Stated problem
Reproduce the listing word for word. Skip any image.

Input
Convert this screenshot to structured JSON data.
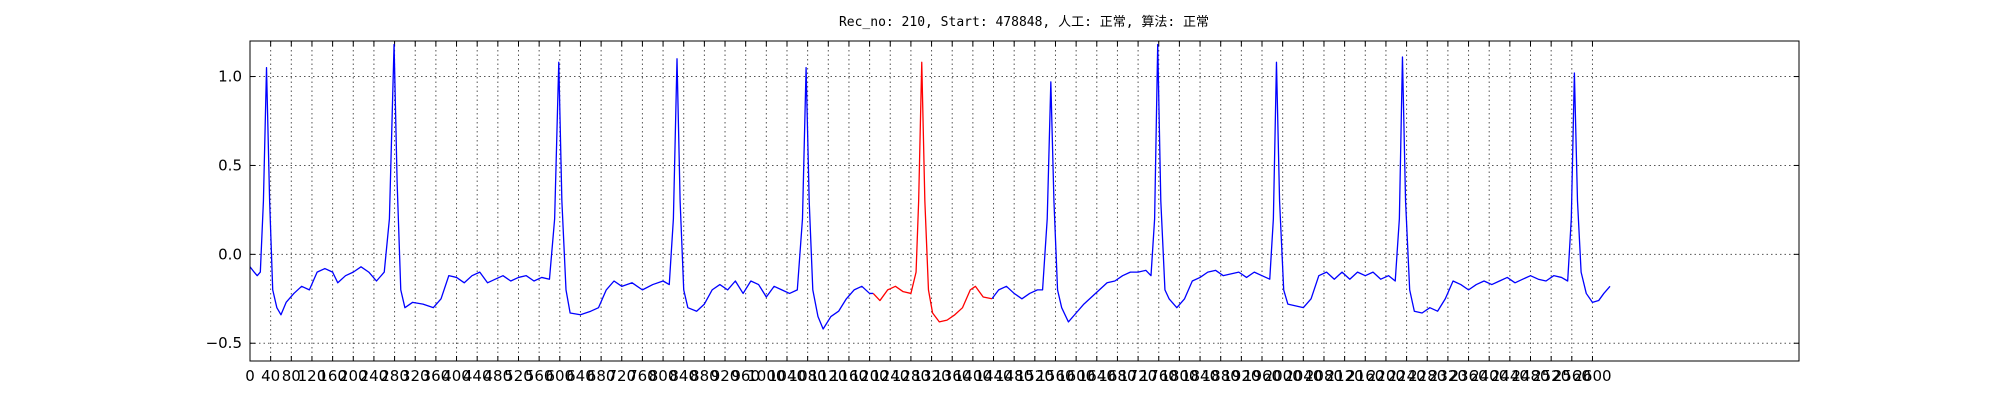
{
  "chart_data": {
    "type": "line",
    "title": "Rec_no: 210, Start: 478848, 人工: 正常, 算法: 正常",
    "xlim": [
      0,
      3000
    ],
    "ylim": [
      -0.6,
      1.2
    ],
    "xticks": [
      0,
      40,
      80,
      120,
      160,
      200,
      240,
      280,
      320,
      360,
      400,
      440,
      480,
      520,
      560,
      600,
      640,
      680,
      720,
      760,
      800,
      840,
      880,
      920,
      960,
      1000,
      1040,
      1080,
      1120,
      1160,
      1200,
      1240,
      1280,
      1320,
      1360,
      1400,
      1440,
      1480,
      1520,
      1560,
      1600,
      1640,
      1680,
      1720,
      1760,
      1800,
      1840,
      1880,
      1920,
      1960,
      2000,
      2040,
      2080,
      2120,
      2160,
      2200,
      2240,
      2280,
      2320,
      2360,
      2400,
      2440,
      2480,
      2520,
      2560,
      2600
    ],
    "yticks": [
      {
        "value": -0.5,
        "label": "−0.5"
      },
      {
        "value": 0,
        "label": "0.0"
      },
      0.5,
      {
        "value": 1,
        "label": "1.0"
      }
    ],
    "grid": true,
    "series": [
      {
        "color": "#0000ff",
        "x": [
          0,
          8,
          14,
          20,
          26,
          32,
          38,
          44,
          52,
          60,
          70,
          85,
          100,
          115,
          130,
          145,
          160,
          170,
          185,
          200,
          215,
          230,
          245,
          260,
          270,
          279,
          285,
          292,
          300,
          315,
          335,
          355,
          370,
          385,
          400,
          415,
          430,
          445,
          460,
          475,
          490,
          505,
          520,
          535,
          550,
          565,
          580,
          590,
          598,
          604,
          612,
          620,
          640,
          660,
          675,
          690,
          705,
          720,
          740,
          760,
          780,
          800,
          812,
          820,
          827,
          833,
          840,
          848,
          865,
          880,
          895,
          910,
          925,
          940,
          955,
          970,
          985,
          1000,
          1015,
          1030,
          1045,
          1060,
          1070,
          1077,
          1083,
          1090,
          1100,
          1110,
          1125,
          1140,
          1155,
          1170,
          1185,
          1200,
          1207,
          1301,
          1437,
          1450,
          1465,
          1480,
          1495,
          1510,
          1525,
          1535,
          1544,
          1551,
          1557,
          1564,
          1572,
          1585,
          1600,
          1615,
          1630,
          1645,
          1660,
          1675,
          1690,
          1705,
          1720,
          1735,
          1745,
          1752,
          1758,
          1764,
          1772,
          1780,
          1795,
          1810,
          1825,
          1840,
          1855,
          1870,
          1885,
          1900,
          1915,
          1930,
          1945,
          1960,
          1975,
          1982,
          1988,
          1994,
          2002,
          2010,
          2025,
          2040,
          2055,
          2070,
          2085,
          2100,
          2115,
          2130,
          2145,
          2160,
          2175,
          2190,
          2205,
          2218,
          2226,
          2232,
          2238,
          2246,
          2255,
          2270,
          2285,
          2300,
          2315,
          2330,
          2345,
          2360,
          2375,
          2390,
          2405,
          2420,
          2435,
          2450,
          2465,
          2480,
          2495,
          2510,
          2525,
          2540,
          2552,
          2559,
          2565,
          2571,
          2578,
          2588,
          2600,
          2612,
          2622,
          2634
        ],
        "values": [
          -0.07,
          -0.1,
          -0.12,
          -0.1,
          0.3,
          1.05,
          0.3,
          -0.2,
          -0.3,
          -0.34,
          -0.27,
          -0.22,
          -0.18,
          -0.2,
          -0.1,
          -0.08,
          -0.1,
          -0.16,
          -0.12,
          -0.1,
          -0.07,
          -0.1,
          -0.15,
          -0.1,
          0.2,
          1.18,
          0.4,
          -0.2,
          -0.3,
          -0.27,
          -0.28,
          -0.3,
          -0.25,
          -0.12,
          -0.13,
          -0.16,
          -0.12,
          -0.1,
          -0.16,
          -0.14,
          -0.12,
          -0.15,
          -0.13,
          -0.12,
          -0.15,
          -0.13,
          -0.14,
          0.2,
          1.08,
          0.3,
          -0.2,
          -0.33,
          -0.34,
          -0.32,
          -0.3,
          -0.2,
          -0.15,
          -0.18,
          -0.16,
          -0.2,
          -0.17,
          -0.15,
          -0.17,
          0.2,
          1.1,
          0.3,
          -0.2,
          -0.3,
          -0.32,
          -0.28,
          -0.2,
          -0.17,
          -0.2,
          -0.15,
          -0.22,
          -0.15,
          -0.17,
          -0.24,
          -0.18,
          -0.2,
          -0.22,
          -0.2,
          0.2,
          1.05,
          0.3,
          -0.2,
          -0.35,
          -0.42,
          -0.35,
          -0.32,
          -0.25,
          -0.2,
          -0.18,
          -0.22,
          -0.22,
          null,
          -0.25,
          -0.2,
          -0.18,
          -0.22,
          -0.25,
          -0.22,
          -0.2,
          -0.2,
          0.2,
          0.97,
          0.3,
          -0.2,
          -0.3,
          -0.38,
          -0.33,
          -0.28,
          -0.24,
          -0.2,
          -0.16,
          -0.15,
          -0.12,
          -0.1,
          -0.1,
          -0.09,
          -0.12,
          0.2,
          1.18,
          0.3,
          -0.2,
          -0.25,
          -0.3,
          -0.25,
          -0.15,
          -0.13,
          -0.1,
          -0.09,
          -0.12,
          -0.11,
          -0.1,
          -0.13,
          -0.1,
          -0.12,
          -0.14,
          0.2,
          1.08,
          0.3,
          -0.2,
          -0.28,
          -0.29,
          -0.3,
          -0.25,
          -0.12,
          -0.1,
          -0.14,
          -0.1,
          -0.14,
          -0.1,
          -0.12,
          -0.1,
          -0.14,
          -0.12,
          -0.15,
          0.2,
          1.11,
          0.3,
          -0.2,
          -0.32,
          -0.33,
          -0.3,
          -0.32,
          -0.25,
          -0.15,
          -0.17,
          -0.2,
          -0.17,
          -0.15,
          -0.17,
          -0.15,
          -0.13,
          -0.16,
          -0.14,
          -0.12,
          -0.14,
          -0.15,
          -0.12,
          -0.13,
          -0.15,
          0.2,
          1.02,
          0.3,
          -0.1,
          -0.22,
          -0.27,
          -0.26,
          -0.22,
          -0.18
        ]
      },
      {
        "color": "#ff0000",
        "x": [
          1207,
          1220,
          1235,
          1250,
          1265,
          1280,
          1290,
          1295,
          1301,
          1307,
          1314,
          1322,
          1335,
          1350,
          1365,
          1380,
          1395,
          1405,
          1420,
          1437
        ],
        "values": [
          -0.22,
          -0.26,
          -0.2,
          -0.18,
          -0.21,
          -0.22,
          -0.1,
          0.3,
          1.08,
          0.3,
          -0.2,
          -0.33,
          -0.38,
          -0.37,
          -0.34,
          -0.3,
          -0.2,
          -0.18,
          -0.24,
          -0.25
        ]
      }
    ]
  }
}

Complete answer
Convert this screenshot to structured JSON data.
{
  "chart_data": {
    "type": "line",
    "title": "Rec_no: 210, Start: 478848, 人工: 正常, 算法: 正常",
    "xlim": [
      0,
      3000
    ],
    "ylim": [
      -0.6,
      1.2
    ],
    "xticks": [
      0,
      40,
      80,
      120,
      160,
      200,
      240,
      280,
      320,
      360,
      400,
      440,
      480,
      520,
      560,
      600,
      640,
      680,
      720,
      760,
      800,
      840,
      880,
      920,
      960,
      1000,
      1040,
      1080,
      1120,
      1160,
      1200,
      1240,
      1280,
      1320,
      1360,
      1400,
      1440,
      1480,
      1520,
      1560,
      1600,
      1640,
      1680,
      1720,
      1760,
      1800,
      1840,
      1880,
      1920,
      1960,
      2000,
      2040,
      2080,
      2120,
      2160,
      2200,
      2240,
      2280,
      2320,
      2360,
      2400,
      2440,
      2480,
      2520,
      2560,
      2600
    ],
    "yticks": [
      {
        "value": -0.5,
        "label": "−0.5"
      },
      {
        "value": 0,
        "label": "0.0"
      },
      0.5,
      {
        "value": 1,
        "label": "1.0"
      }
    ],
    "grid": true,
    "series": [
      {
        "color": "#0000ff",
        "x": [
          0,
          8,
          14,
          20,
          26,
          32,
          38,
          44,
          52,
          60,
          70,
          85,
          100,
          115,
          130,
          145,
          160,
          170,
          185,
          200,
          215,
          230,
          245,
          260,
          270,
          279,
          285,
          292,
          300,
          315,
          335,
          355,
          370,
          385,
          400,
          415,
          430,
          445,
          460,
          475,
          490,
          505,
          520,
          535,
          550,
          565,
          580,
          590,
          598,
          604,
          612,
          620,
          640,
          660,
          675,
          690,
          705,
          720,
          740,
          760,
          780,
          800,
          812,
          820,
          827,
          833,
          840,
          848,
          865,
          880,
          895,
          910,
          925,
          940,
          955,
          970,
          985,
          1000,
          1015,
          1030,
          1045,
          1060,
          1070,
          1077,
          1083,
          1090,
          1100,
          1110,
          1125,
          1140,
          1155,
          1170,
          1185,
          1200,
          1207,
          1301,
          1437,
          1450,
          1465,
          1480,
          1495,
          1510,
          1525,
          1535,
          1544,
          1551,
          1557,
          1564,
          1572,
          1585,
          1600,
          1615,
          1630,
          1645,
          1660,
          1675,
          1690,
          1705,
          1720,
          1735,
          1745,
          1752,
          1758,
          1764,
          1772,
          1780,
          1795,
          1810,
          1825,
          1840,
          1855,
          1870,
          1885,
          1900,
          1915,
          1930,
          1945,
          1960,
          1975,
          1982,
          1988,
          1994,
          2002,
          2010,
          2025,
          2040,
          2055,
          2070,
          2085,
          2100,
          2115,
          2130,
          2145,
          2160,
          2175,
          2190,
          2205,
          2218,
          2226,
          2232,
          2238,
          2246,
          2255,
          2270,
          2285,
          2300,
          2315,
          2330,
          2345,
          2360,
          2375,
          2390,
          2405,
          2420,
          2435,
          2450,
          2465,
          2480,
          2495,
          2510,
          2525,
          2540,
          2552,
          2559,
          2565,
          2571,
          2578,
          2588,
          2600,
          2612,
          2622,
          2634
        ],
        "values": [
          -0.07,
          -0.1,
          -0.12,
          -0.1,
          0.3,
          1.05,
          0.3,
          -0.2,
          -0.3,
          -0.34,
          -0.27,
          -0.22,
          -0.18,
          -0.2,
          -0.1,
          -0.08,
          -0.1,
          -0.16,
          -0.12,
          -0.1,
          -0.07,
          -0.1,
          -0.15,
          -0.1,
          0.2,
          1.18,
          0.4,
          -0.2,
          -0.3,
          -0.27,
          -0.28,
          -0.3,
          -0.25,
          -0.12,
          -0.13,
          -0.16,
          -0.12,
          -0.1,
          -0.16,
          -0.14,
          -0.12,
          -0.15,
          -0.13,
          -0.12,
          -0.15,
          -0.13,
          -0.14,
          0.2,
          1.08,
          0.3,
          -0.2,
          -0.33,
          -0.34,
          -0.32,
          -0.3,
          -0.2,
          -0.15,
          -0.18,
          -0.16,
          -0.2,
          -0.17,
          -0.15,
          -0.17,
          0.2,
          1.1,
          0.3,
          -0.2,
          -0.3,
          -0.32,
          -0.28,
          -0.2,
          -0.17,
          -0.2,
          -0.15,
          -0.22,
          -0.15,
          -0.17,
          -0.24,
          -0.18,
          -0.2,
          -0.22,
          -0.2,
          0.2,
          1.05,
          0.3,
          -0.2,
          -0.35,
          -0.42,
          -0.35,
          -0.32,
          -0.25,
          -0.2,
          -0.18,
          -0.22,
          -0.22,
          null,
          -0.25,
          -0.2,
          -0.18,
          -0.22,
          -0.25,
          -0.22,
          -0.2,
          -0.2,
          0.2,
          0.97,
          0.3,
          -0.2,
          -0.3,
          -0.38,
          -0.33,
          -0.28,
          -0.24,
          -0.2,
          -0.16,
          -0.15,
          -0.12,
          -0.1,
          -0.1,
          -0.09,
          -0.12,
          0.2,
          1.18,
          0.3,
          -0.2,
          -0.25,
          -0.3,
          -0.25,
          -0.15,
          -0.13,
          -0.1,
          -0.09,
          -0.12,
          -0.11,
          -0.1,
          -0.13,
          -0.1,
          -0.12,
          -0.14,
          0.2,
          1.08,
          0.3,
          -0.2,
          -0.28,
          -0.29,
          -0.3,
          -0.25,
          -0.12,
          -0.1,
          -0.14,
          -0.1,
          -0.14,
          -0.1,
          -0.12,
          -0.1,
          -0.14,
          -0.12,
          -0.15,
          0.2,
          1.11,
          0.3,
          -0.2,
          -0.32,
          -0.33,
          -0.3,
          -0.32,
          -0.25,
          -0.15,
          -0.17,
          -0.2,
          -0.17,
          -0.15,
          -0.17,
          -0.15,
          -0.13,
          -0.16,
          -0.14,
          -0.12,
          -0.14,
          -0.15,
          -0.12,
          -0.13,
          -0.15,
          0.2,
          1.02,
          0.3,
          -0.1,
          -0.22,
          -0.27,
          -0.26,
          -0.22,
          -0.18
        ]
      },
      {
        "color": "#ff0000",
        "x": [
          1207,
          1220,
          1235,
          1250,
          1265,
          1280,
          1290,
          1295,
          1301,
          1307,
          1314,
          1322,
          1335,
          1350,
          1365,
          1380,
          1395,
          1405,
          1420,
          1437
        ],
        "values": [
          -0.22,
          -0.26,
          -0.2,
          -0.18,
          -0.21,
          -0.22,
          -0.1,
          0.3,
          1.08,
          0.3,
          -0.2,
          -0.33,
          -0.38,
          -0.37,
          -0.34,
          -0.3,
          -0.2,
          -0.18,
          -0.24,
          -0.25
        ]
      }
    ]
  }
}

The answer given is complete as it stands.